__WHAT IS REQUIRED__.
Lines that contain the string "free" are to be copied; leave out all others.

(Items from a data source)
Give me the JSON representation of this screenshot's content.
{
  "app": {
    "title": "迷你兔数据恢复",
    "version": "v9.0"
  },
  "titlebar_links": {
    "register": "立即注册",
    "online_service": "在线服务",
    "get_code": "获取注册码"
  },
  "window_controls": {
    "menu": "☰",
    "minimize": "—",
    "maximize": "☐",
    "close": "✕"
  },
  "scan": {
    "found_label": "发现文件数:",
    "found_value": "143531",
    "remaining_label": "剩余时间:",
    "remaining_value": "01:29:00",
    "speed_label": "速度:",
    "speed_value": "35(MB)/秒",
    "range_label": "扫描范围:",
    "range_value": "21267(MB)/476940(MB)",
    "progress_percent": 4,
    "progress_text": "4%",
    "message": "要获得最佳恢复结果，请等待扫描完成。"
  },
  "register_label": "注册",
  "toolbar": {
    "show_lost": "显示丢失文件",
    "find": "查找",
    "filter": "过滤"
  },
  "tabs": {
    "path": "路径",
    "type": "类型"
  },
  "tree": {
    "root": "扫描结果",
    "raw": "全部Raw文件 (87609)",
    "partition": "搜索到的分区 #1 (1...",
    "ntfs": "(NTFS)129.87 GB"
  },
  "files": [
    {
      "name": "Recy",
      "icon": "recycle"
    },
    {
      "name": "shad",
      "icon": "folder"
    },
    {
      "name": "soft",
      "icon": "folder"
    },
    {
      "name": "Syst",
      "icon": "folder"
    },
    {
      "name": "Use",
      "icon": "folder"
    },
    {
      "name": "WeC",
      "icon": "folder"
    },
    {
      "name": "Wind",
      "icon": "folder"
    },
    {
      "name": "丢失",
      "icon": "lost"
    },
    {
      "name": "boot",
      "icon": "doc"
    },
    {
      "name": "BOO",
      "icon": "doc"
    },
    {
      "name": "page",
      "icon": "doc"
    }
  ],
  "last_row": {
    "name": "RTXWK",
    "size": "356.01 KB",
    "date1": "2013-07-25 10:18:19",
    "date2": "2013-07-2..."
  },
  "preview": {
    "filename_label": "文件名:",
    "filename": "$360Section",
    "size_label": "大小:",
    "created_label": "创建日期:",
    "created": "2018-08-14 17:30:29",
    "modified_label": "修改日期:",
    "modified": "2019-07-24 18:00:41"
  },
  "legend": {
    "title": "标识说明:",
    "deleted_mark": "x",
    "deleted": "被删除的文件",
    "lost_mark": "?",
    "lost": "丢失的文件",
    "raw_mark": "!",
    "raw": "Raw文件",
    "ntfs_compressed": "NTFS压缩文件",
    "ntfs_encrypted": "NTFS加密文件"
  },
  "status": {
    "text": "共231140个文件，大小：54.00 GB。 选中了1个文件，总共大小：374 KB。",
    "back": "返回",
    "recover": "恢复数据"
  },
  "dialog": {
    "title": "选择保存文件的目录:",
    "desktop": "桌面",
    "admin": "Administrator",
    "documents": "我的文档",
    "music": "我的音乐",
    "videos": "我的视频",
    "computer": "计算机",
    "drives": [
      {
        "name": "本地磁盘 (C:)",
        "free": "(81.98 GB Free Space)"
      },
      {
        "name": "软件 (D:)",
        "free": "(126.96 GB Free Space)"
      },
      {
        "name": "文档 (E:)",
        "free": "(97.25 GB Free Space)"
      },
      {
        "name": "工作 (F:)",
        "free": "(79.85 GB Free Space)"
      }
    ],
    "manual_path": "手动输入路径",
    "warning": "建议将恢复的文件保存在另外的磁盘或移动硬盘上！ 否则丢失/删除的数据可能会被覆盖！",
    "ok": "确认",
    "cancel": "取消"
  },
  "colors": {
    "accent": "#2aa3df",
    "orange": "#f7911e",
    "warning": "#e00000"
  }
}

__RESULT OF THIS TASK__.
        "free": "(81.98 GB Free Space)"
        "free": "(126.96 GB Free Space)"
        "free": "(97.25 GB Free Space)"
        "free": "(79.85 GB Free Space)"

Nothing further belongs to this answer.